* _Task details_
An exact transcription of the entries is required, with none of the pictures carried over.

* _Given entries_

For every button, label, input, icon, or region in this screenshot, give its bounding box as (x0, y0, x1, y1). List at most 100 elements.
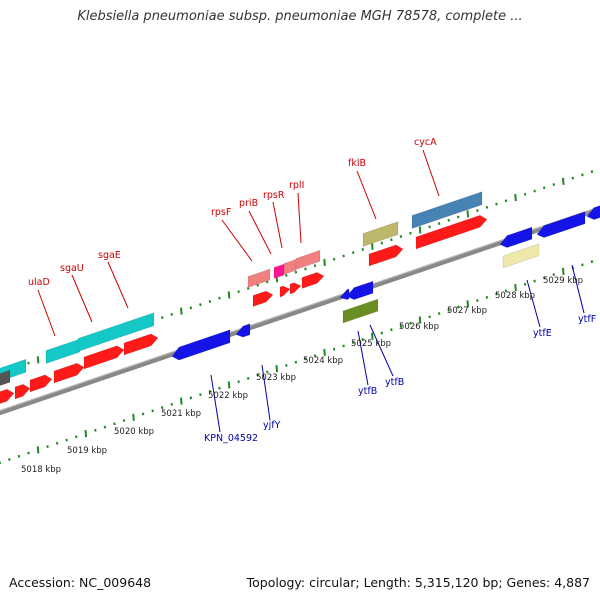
upper-tick (285, 273, 288, 277)
gene-label-ulaD[interactable]: ulaD (28, 277, 50, 288)
lower-tick (428, 315, 431, 319)
scale-label-5019: 5019 kbp (67, 446, 107, 456)
lower-tick (246, 376, 250, 380)
lower-tick (466, 300, 470, 308)
gene-label-rplI[interactable]: rplI (289, 180, 304, 191)
upper-tick (437, 222, 441, 225)
gene-label-fklB[interactable]: fklB (348, 158, 366, 169)
scale-label-5021: 5021 kbp (161, 409, 201, 419)
gene-label-rpsR[interactable]: rpsR (263, 190, 285, 201)
lower-tick (74, 435, 78, 439)
lower-tick (294, 360, 298, 364)
map-title: Klebsiella pneumoniae subsp. pneumoniae … (77, 9, 523, 24)
upper-tick (170, 312, 174, 316)
forward-gene-block (279, 285, 291, 298)
gene-label-yjfY[interactable]: yjfY (263, 420, 281, 431)
lower-tick (533, 279, 536, 283)
gene-labels-top: ulaD sgaU sgaE rpsF priB rpsR rplI fklB … (28, 137, 437, 288)
lower-tick (504, 289, 508, 293)
lower-tick (208, 389, 212, 393)
lower-tick (542, 276, 546, 280)
upper-tick (514, 193, 517, 202)
gene-label-ytfF[interactable]: ytfF (578, 314, 596, 325)
lower-tick (141, 412, 145, 416)
lower-tick (46, 445, 49, 448)
gene-label-sgaE[interactable]: sgaE (98, 250, 121, 261)
reverse-gene-block (346, 280, 374, 300)
lower-tick (36, 446, 40, 454)
pink-gene-block (283, 258, 297, 275)
scale-label-5018: 5018 kbp (21, 465, 61, 475)
lower-tick (323, 348, 326, 357)
upper-tick (409, 231, 412, 235)
forward-gene-block (14, 383, 31, 400)
leader-sgaE (107, 261, 129, 309)
upper-tick (571, 176, 575, 180)
leader-sgaU (71, 274, 93, 323)
gene-label-sgaU[interactable]: sgaU (60, 263, 84, 274)
leader-rplI (297, 192, 302, 244)
leader-fklB (356, 170, 377, 220)
leader-ulaD (37, 289, 56, 337)
scale-label-5029: 5029 kbp (543, 276, 583, 286)
lower-tick (523, 282, 527, 286)
upper-tick (581, 173, 584, 177)
leader-ytfB-1 (357, 330, 369, 386)
upper-tick (304, 267, 307, 271)
gene-label-ytfB-1[interactable]: ytfB (358, 386, 377, 397)
reverse-gene-block (536, 211, 586, 238)
gene-label-KPN_04592[interactable]: KPN_04592 (204, 433, 258, 444)
gene-label-ytfE[interactable]: ytfE (533, 328, 552, 339)
upper-tick (323, 258, 326, 267)
pink-gene-block (247, 268, 271, 288)
upper-tick (504, 199, 508, 203)
lower-tick (409, 321, 412, 325)
lower-tick (418, 316, 422, 324)
lower-tick (351, 341, 355, 345)
scale-label-5028: 5028 kbp (495, 291, 535, 301)
scale-label-5020: 5020 kbp (114, 427, 154, 437)
gene-label-priB[interactable]: priB (239, 198, 258, 209)
forward-gene-block (368, 244, 404, 267)
upper-tick (523, 192, 527, 196)
lower-tick (189, 396, 193, 400)
lower-tick (132, 413, 135, 421)
upper-tick (552, 183, 556, 187)
gene-label-rpsF[interactable]: rpsF (211, 207, 231, 218)
lower-tick (399, 325, 403, 328)
lower-tick (65, 438, 68, 442)
genome-summary-text: Topology: circular; Length: 5,315,120 bp… (246, 575, 590, 590)
leader-cycA (422, 149, 440, 197)
upper-tick (160, 316, 164, 320)
lower-tick (122, 419, 126, 423)
forward-gene-block (289, 282, 302, 295)
rna-block (45, 338, 81, 364)
upper-tick (218, 296, 221, 300)
lower-tick (265, 370, 269, 374)
lower-tick (103, 425, 107, 429)
forward-gene-block (252, 290, 274, 307)
gene-label-ytfB-2[interactable]: ytfB (385, 377, 404, 388)
lower-tick (180, 397, 183, 405)
upper-tick (495, 202, 498, 206)
leader-ytfF (571, 264, 585, 314)
upper-tick (590, 170, 594, 174)
upper-tick (361, 248, 365, 251)
leader-yjfY (261, 364, 271, 421)
upper-tick (542, 186, 546, 190)
upper-tick (332, 257, 336, 261)
upper-tick (294, 270, 298, 274)
forward-gene-block (0, 388, 15, 404)
upper-tick (399, 235, 403, 238)
lower-tick (456, 305, 460, 309)
upper-tick (428, 225, 431, 229)
upper-tick (256, 283, 259, 287)
upper-tick (485, 205, 489, 209)
steelblue-gene-block (411, 191, 483, 229)
gene-label-cycA[interactable]: cycA (414, 137, 437, 148)
scale-label-5027: 5027 kbp (447, 306, 487, 316)
lower-tick (514, 283, 517, 292)
reverse-gene-block (339, 288, 350, 300)
upper-tick (351, 251, 355, 255)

* _Answer box_
For every button, label, input, icon, or region in this screenshot, give its bounding box as (x0, y0, x1, y1). List at most 100 elements.
upper-tick (285, 273, 288, 277)
gene-label-ulaD[interactable]: ulaD (28, 277, 50, 288)
lower-tick (428, 315, 431, 319)
scale-label-5019: 5019 kbp (67, 446, 107, 456)
lower-tick (246, 376, 250, 380)
lower-tick (466, 300, 470, 308)
gene-label-rplI[interactable]: rplI (289, 180, 304, 191)
upper-tick (437, 222, 441, 225)
gene-label-fklB[interactable]: fklB (348, 158, 366, 169)
scale-label-5021: 5021 kbp (161, 409, 201, 419)
gene-label-rpsR[interactable]: rpsR (263, 190, 285, 201)
lower-tick (74, 435, 78, 439)
lower-tick (294, 360, 298, 364)
map-title: Klebsiella pneumoniae subsp. pneumoniae … (77, 9, 523, 24)
upper-tick (170, 312, 174, 316)
forward-gene-block (279, 285, 291, 298)
gene-label-yjfY[interactable]: yjfY (263, 420, 281, 431)
lower-tick (533, 279, 536, 283)
gene-labels-top: ulaD sgaU sgaE rpsF priB rpsR rplI fklB … (28, 137, 437, 288)
lower-tick (504, 289, 508, 293)
lower-tick (208, 389, 212, 393)
lower-tick (542, 276, 546, 280)
upper-tick (514, 193, 517, 202)
gene-label-ytfF[interactable]: ytfF (578, 314, 596, 325)
lower-tick (141, 412, 145, 416)
lower-tick (46, 445, 49, 448)
gene-label-sgaE[interactable]: sgaE (98, 250, 121, 261)
reverse-gene-block (346, 280, 374, 300)
lower-tick (36, 446, 40, 454)
pink-gene-block (283, 258, 297, 275)
scale-label-5018: 5018 kbp (21, 465, 61, 475)
lower-tick (323, 348, 326, 357)
upper-tick (409, 231, 412, 235)
forward-gene-block (14, 383, 31, 400)
leader-sgaE (107, 261, 129, 309)
upper-tick (571, 176, 575, 180)
leader-sgaU (71, 274, 93, 323)
gene-label-sgaU[interactable]: sgaU (60, 263, 84, 274)
leader-rplI (297, 192, 302, 244)
leader-fklB (356, 170, 377, 220)
leader-ulaD (37, 289, 56, 337)
scale-label-5029: 5029 kbp (543, 276, 583, 286)
lower-tick (523, 282, 527, 286)
upper-tick (581, 173, 584, 177)
leader-ytfB-1 (357, 330, 369, 386)
upper-tick (304, 267, 307, 271)
gene-label-ytfB-1[interactable]: ytfB (358, 386, 377, 397)
reverse-gene-block (536, 211, 586, 238)
gene-label-KPN_04592[interactable]: KPN_04592 (204, 433, 258, 444)
gene-label-ytfE[interactable]: ytfE (533, 328, 552, 339)
upper-tick (323, 258, 326, 267)
pink-gene-block (247, 268, 271, 288)
upper-tick (504, 199, 508, 203)
lower-tick (409, 321, 412, 325)
lower-tick (418, 316, 422, 324)
lower-tick (351, 341, 355, 345)
scale-label-5028: 5028 kbp (495, 291, 535, 301)
scale-label-5020: 5020 kbp (114, 427, 154, 437)
gene-label-priB[interactable]: priB (239, 198, 258, 209)
forward-gene-block (368, 244, 404, 267)
upper-tick (523, 192, 527, 196)
lower-tick (189, 396, 193, 400)
lower-tick (132, 413, 135, 421)
upper-tick (552, 183, 556, 187)
gene-label-rpsF[interactable]: rpsF (211, 207, 231, 218)
lower-tick (399, 325, 403, 328)
lower-tick (65, 438, 68, 442)
genome-summary-text: Topology: circular; Length: 5,315,120 bp… (246, 575, 590, 590)
leader-cycA (422, 149, 440, 197)
upper-tick (160, 316, 164, 320)
lower-tick (122, 419, 126, 423)
forward-gene-block (289, 282, 302, 295)
rna-block (45, 338, 81, 364)
upper-tick (218, 296, 221, 300)
lower-tick (265, 370, 269, 374)
lower-tick (103, 425, 107, 429)
forward-gene-block (252, 290, 274, 307)
gene-label-ytfB-2[interactable]: ytfB (385, 377, 404, 388)
lower-tick (180, 397, 183, 405)
upper-tick (495, 202, 498, 206)
leader-ytfF (571, 264, 585, 314)
upper-tick (590, 170, 594, 174)
upper-tick (361, 248, 365, 251)
leader-yjfY (261, 364, 271, 421)
upper-tick (542, 186, 546, 190)
upper-tick (332, 257, 336, 261)
upper-tick (294, 270, 298, 274)
forward-gene-block (0, 388, 15, 404)
upper-tick (399, 235, 403, 238)
lower-tick (456, 305, 460, 309)
upper-tick (428, 225, 431, 229)
upper-tick (256, 283, 259, 287)
upper-tick (485, 205, 489, 209)
steelblue-gene-block (411, 191, 483, 229)
gene-label-cycA[interactable]: cycA (414, 137, 437, 148)
scale-label-5027: 5027 kbp (447, 306, 487, 316)
lower-tick (514, 283, 517, 292)
reverse-gene-block (339, 288, 350, 300)
upper-tick (351, 251, 355, 255)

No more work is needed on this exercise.